Extracted records:
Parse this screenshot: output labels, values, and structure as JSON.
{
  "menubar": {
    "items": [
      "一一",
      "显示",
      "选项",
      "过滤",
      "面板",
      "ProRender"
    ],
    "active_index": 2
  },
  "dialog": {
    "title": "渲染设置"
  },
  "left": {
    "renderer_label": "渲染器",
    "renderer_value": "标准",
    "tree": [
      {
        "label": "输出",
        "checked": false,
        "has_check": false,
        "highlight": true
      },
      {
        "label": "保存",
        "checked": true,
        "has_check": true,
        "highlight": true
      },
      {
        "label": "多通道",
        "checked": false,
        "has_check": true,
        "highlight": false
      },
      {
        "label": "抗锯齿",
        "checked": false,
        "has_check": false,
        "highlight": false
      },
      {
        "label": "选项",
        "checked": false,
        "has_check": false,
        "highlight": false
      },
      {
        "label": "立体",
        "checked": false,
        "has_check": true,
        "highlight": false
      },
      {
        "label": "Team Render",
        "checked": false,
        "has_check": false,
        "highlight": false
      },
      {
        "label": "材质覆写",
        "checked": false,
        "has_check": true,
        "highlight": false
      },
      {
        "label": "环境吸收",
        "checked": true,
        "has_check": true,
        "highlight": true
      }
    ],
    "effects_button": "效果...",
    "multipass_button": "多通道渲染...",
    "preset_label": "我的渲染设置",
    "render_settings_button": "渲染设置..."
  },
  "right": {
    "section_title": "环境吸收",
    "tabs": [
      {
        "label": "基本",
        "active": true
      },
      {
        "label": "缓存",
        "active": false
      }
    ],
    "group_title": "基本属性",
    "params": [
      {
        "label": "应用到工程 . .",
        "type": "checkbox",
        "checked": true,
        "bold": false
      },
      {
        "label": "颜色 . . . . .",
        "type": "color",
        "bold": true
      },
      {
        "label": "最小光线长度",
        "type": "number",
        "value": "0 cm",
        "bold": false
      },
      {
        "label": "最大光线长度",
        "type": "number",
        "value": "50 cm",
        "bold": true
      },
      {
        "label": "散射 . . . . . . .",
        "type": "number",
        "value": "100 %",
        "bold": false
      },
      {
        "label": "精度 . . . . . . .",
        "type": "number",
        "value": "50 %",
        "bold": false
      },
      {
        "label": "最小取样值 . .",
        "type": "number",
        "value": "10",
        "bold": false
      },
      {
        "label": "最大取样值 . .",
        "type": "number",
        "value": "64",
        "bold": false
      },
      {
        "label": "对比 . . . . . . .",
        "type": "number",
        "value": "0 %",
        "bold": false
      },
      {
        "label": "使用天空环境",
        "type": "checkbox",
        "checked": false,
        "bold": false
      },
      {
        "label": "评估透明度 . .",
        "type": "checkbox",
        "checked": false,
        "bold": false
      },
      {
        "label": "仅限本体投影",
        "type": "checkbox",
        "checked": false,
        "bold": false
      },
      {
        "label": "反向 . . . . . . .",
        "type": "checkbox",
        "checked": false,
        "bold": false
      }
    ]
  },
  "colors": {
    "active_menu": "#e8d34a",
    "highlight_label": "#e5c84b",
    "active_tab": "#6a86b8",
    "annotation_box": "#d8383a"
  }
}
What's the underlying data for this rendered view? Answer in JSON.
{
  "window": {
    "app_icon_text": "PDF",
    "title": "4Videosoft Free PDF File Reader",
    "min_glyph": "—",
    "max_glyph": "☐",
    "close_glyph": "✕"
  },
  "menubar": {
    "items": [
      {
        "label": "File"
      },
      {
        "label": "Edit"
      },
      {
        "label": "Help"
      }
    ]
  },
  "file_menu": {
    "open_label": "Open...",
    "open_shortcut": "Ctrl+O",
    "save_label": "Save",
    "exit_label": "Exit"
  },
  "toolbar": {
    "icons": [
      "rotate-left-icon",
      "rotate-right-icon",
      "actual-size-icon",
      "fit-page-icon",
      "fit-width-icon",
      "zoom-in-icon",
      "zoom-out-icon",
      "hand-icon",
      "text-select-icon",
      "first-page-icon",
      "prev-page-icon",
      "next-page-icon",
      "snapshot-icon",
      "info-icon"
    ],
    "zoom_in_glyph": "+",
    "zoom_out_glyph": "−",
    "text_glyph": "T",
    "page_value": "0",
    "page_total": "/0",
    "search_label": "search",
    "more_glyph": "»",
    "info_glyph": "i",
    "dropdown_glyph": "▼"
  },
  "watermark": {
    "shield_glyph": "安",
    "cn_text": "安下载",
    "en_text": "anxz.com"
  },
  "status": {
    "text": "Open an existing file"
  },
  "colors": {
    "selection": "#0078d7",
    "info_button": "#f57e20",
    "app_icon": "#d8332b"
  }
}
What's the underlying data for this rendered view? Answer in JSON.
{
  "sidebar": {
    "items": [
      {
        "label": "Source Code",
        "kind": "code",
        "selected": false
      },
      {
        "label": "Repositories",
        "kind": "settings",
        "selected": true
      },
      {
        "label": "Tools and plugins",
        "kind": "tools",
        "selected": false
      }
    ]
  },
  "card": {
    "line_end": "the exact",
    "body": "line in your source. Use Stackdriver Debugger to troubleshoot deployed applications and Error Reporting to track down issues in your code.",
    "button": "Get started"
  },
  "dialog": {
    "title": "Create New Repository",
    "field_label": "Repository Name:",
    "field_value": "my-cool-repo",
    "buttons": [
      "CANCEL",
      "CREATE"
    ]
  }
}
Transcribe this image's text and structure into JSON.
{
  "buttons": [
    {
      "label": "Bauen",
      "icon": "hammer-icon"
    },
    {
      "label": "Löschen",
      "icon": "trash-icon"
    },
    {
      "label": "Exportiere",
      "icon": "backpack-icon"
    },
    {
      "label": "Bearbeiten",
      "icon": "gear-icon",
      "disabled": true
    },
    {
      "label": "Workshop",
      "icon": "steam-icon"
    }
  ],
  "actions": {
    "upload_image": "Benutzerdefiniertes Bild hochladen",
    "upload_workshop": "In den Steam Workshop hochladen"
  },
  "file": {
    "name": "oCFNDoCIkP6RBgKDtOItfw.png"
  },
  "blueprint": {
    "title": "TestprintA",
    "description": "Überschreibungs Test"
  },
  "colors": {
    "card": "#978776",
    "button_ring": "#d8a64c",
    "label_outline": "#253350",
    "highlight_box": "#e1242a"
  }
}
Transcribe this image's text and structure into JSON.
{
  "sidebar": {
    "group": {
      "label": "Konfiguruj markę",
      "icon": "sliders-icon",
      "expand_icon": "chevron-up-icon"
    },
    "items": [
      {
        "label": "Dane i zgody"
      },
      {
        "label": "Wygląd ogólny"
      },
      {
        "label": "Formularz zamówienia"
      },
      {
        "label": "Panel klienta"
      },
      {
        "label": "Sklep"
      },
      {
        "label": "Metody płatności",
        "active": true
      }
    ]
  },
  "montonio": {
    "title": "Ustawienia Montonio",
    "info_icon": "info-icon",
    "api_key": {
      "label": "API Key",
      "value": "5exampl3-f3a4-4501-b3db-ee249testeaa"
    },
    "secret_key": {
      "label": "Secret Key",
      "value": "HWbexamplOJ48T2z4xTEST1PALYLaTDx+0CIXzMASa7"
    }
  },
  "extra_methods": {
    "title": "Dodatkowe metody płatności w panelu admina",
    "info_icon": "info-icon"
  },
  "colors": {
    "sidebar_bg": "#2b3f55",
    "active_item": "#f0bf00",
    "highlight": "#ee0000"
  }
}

Given instruction: Working from the material above, retype it in its entirety without change.

Exercise solution:
Parse this screenshot: output labels, values, and structure as JSON.
{
  "menubar": {
    "items": [
      "一一",
      "显示",
      "选项",
      "过滤",
      "面板",
      "ProRender"
    ],
    "active_index": 2
  },
  "dialog": {
    "title": "渲染设置"
  },
  "left": {
    "renderer_label": "渲染器",
    "renderer_value": "标准",
    "tree": [
      {
        "label": "输出",
        "checked": false,
        "has_check": false,
        "highlight": true
      },
      {
        "label": "保存",
        "checked": true,
        "has_check": true,
        "highlight": true
      },
      {
        "label": "多通道",
        "checked": false,
        "has_check": true,
        "highlight": false
      },
      {
        "label": "抗锯齿",
        "checked": false,
        "has_check": false,
        "highlight": false
      },
      {
        "label": "选项",
        "checked": false,
        "has_check": false,
        "highlight": false
      },
      {
        "label": "立体",
        "checked": false,
        "has_check": true,
        "highlight": false
      },
      {
        "label": "Team Render",
        "checked": false,
        "has_check": false,
        "highlight": false
      },
      {
        "label": "材质覆写",
        "checked": false,
        "has_check": true,
        "highlight": false
      },
      {
        "label": "环境吸收",
        "checked": true,
        "has_check": true,
        "highlight": true
      }
    ],
    "effects_button": "效果...",
    "multipass_button": "多通道渲染...",
    "preset_label": "我的渲染设置",
    "render_settings_button": "渲染设置..."
  },
  "right": {
    "section_title": "环境吸收",
    "tabs": [
      {
        "label": "基本",
        "active": true
      },
      {
        "label": "缓存",
        "active": false
      }
    ],
    "group_title": "基本属性",
    "params": [
      {
        "label": "应用到工程 . .",
        "type": "checkbox",
        "checked": true,
        "bold": false
      },
      {
        "label": "颜色 . . . . .",
        "type": "color",
        "bold": true
      },
      {
        "label": "最小光线长度",
        "type": "number",
        "value": "0 cm",
        "bold": false
      },
      {
        "label": "最大光线长度",
        "type": "number",
        "value": "50 cm",
        "bold": true
      },
      {
        "label": "散射 . . . . . . .",
        "type": "number",
        "value": "100 %",
        "bold": false
      },
      {
        "label": "精度 . . . . . . .",
        "type": "number",
        "value": "50 %",
        "bold": false
      },
      {
        "label": "最小取样值 . .",
        "type": "number",
        "value": "10",
        "bold": false
      },
      {
        "label": "最大取样值 . .",
        "type": "number",
        "value": "64",
        "bold": false
      },
      {
        "label": "对比 . . . . . . .",
        "type": "number",
        "value": "0 %",
        "bold": false
      },
      {
        "label": "使用天空环境",
        "type": "checkbox",
        "checked": false,
        "bold": false
      },
      {
        "label": "评估透明度 . .",
        "type": "checkbox",
        "checked": false,
        "bold": false
      },
      {
        "label": "仅限本体投影",
        "type": "checkbox",
        "checked": false,
        "bold": false
      },
      {
        "label": "反向 . . . . . . .",
        "type": "checkbox",
        "checked": false,
        "bold": false
      }
    ]
  },
  "colors": {
    "active_menu": "#e8d34a",
    "highlight_label": "#e5c84b",
    "active_tab": "#6a86b8",
    "annotation_box": "#d8383a"
  }
}
What's the underlying data for this rendered view? Answer in JSON.
{
  "window": {
    "app_icon_text": "PDF",
    "title": "4Videosoft Free PDF File Reader",
    "min_glyph": "—",
    "max_glyph": "☐",
    "close_glyph": "✕"
  },
  "menubar": {
    "items": [
      {
        "label": "File"
      },
      {
        "label": "Edit"
      },
      {
        "label": "Help"
      }
    ]
  },
  "file_menu": {
    "open_label": "Open...",
    "open_shortcut": "Ctrl+O",
    "save_label": "Save",
    "exit_label": "Exit"
  },
  "toolbar": {
    "icons": [
      "rotate-left-icon",
      "rotate-right-icon",
      "actual-size-icon",
      "fit-page-icon",
      "fit-width-icon",
      "zoom-in-icon",
      "zoom-out-icon",
      "hand-icon",
      "text-select-icon",
      "first-page-icon",
      "prev-page-icon",
      "next-page-icon",
      "snapshot-icon",
      "info-icon"
    ],
    "zoom_in_glyph": "+",
    "zoom_out_glyph": "−",
    "text_glyph": "T",
    "page_value": "0",
    "page_total": "/0",
    "search_label": "search",
    "more_glyph": "»",
    "info_glyph": "i",
    "dropdown_glyph": "▼"
  },
  "watermark": {
    "shield_glyph": "安",
    "cn_text": "安下载",
    "en_text": "anxz.com"
  },
  "status": {
    "text": "Open an existing file"
  },
  "colors": {
    "selection": "#0078d7",
    "info_button": "#f57e20",
    "app_icon": "#d8332b"
  }
}
What's the underlying data for this rendered view? Answer in JSON.
{
  "sidebar": {
    "items": [
      {
        "label": "Source Code",
        "kind": "code",
        "selected": false
      },
      {
        "label": "Repositories",
        "kind": "settings",
        "selected": true
      },
      {
        "label": "Tools and plugins",
        "kind": "tools",
        "selected": false
      }
    ]
  },
  "card": {
    "line_end": "the exact",
    "body": "line in your source. Use Stackdriver Debugger to troubleshoot deployed applications and Error Reporting to track down issues in your code.",
    "button": "Get started"
  },
  "dialog": {
    "title": "Create New Repository",
    "field_label": "Repository Name:",
    "field_value": "my-cool-repo",
    "buttons": [
      "CANCEL",
      "CREATE"
    ]
  }
}
Transcribe this image's text and structure into JSON.
{
  "buttons": [
    {
      "label": "Bauen",
      "icon": "hammer-icon"
    },
    {
      "label": "Löschen",
      "icon": "trash-icon"
    },
    {
      "label": "Exportiere",
      "icon": "backpack-icon"
    },
    {
      "label": "Bearbeiten",
      "icon": "gear-icon",
      "disabled": true
    },
    {
      "label": "Workshop",
      "icon": "steam-icon"
    }
  ],
  "actions": {
    "upload_image": "Benutzerdefiniertes Bild hochladen",
    "upload_workshop": "In den Steam Workshop hochladen"
  },
  "file": {
    "name": "oCFNDoCIkP6RBgKDtOItfw.png"
  },
  "blueprint": {
    "title": "TestprintA",
    "description": "Überschreibungs Test"
  },
  "colors": {
    "card": "#978776",
    "button_ring": "#d8a64c",
    "label_outline": "#253350",
    "highlight_box": "#e1242a"
  }
}
Transcribe this image's text and structure into JSON.
{
  "sidebar": {
    "group": {
      "label": "Konfiguruj markę",
      "icon": "sliders-icon",
      "expand_icon": "chevron-up-icon"
    },
    "items": [
      {
        "label": "Dane i zgody"
      },
      {
        "label": "Wygląd ogólny"
      },
      {
        "label": "Formularz zamówienia"
      },
      {
        "label": "Panel klienta"
      },
      {
        "label": "Sklep"
      },
      {
        "label": "Metody płatności",
        "active": true
      }
    ]
  },
  "montonio": {
    "title": "Ustawienia Montonio",
    "info_icon": "info-icon",
    "api_key": {
      "label": "API Key",
      "value": "5exampl3-f3a4-4501-b3db-ee249testeaa"
    },
    "secret_key": {
      "label": "Secret Key",
      "value": "HWbexamplOJ48T2z4xTEST1PALYLaTDx+0CIXzMASa7"
    }
  },
  "extra_methods": {
    "title": "Dodatkowe metody płatności w panelu admina",
    "info_icon": "info-icon"
  },
  "colors": {
    "sidebar_bg": "#2b3f55",
    "active_item": "#f0bf00",
    "highlight": "#ee0000"
  }
}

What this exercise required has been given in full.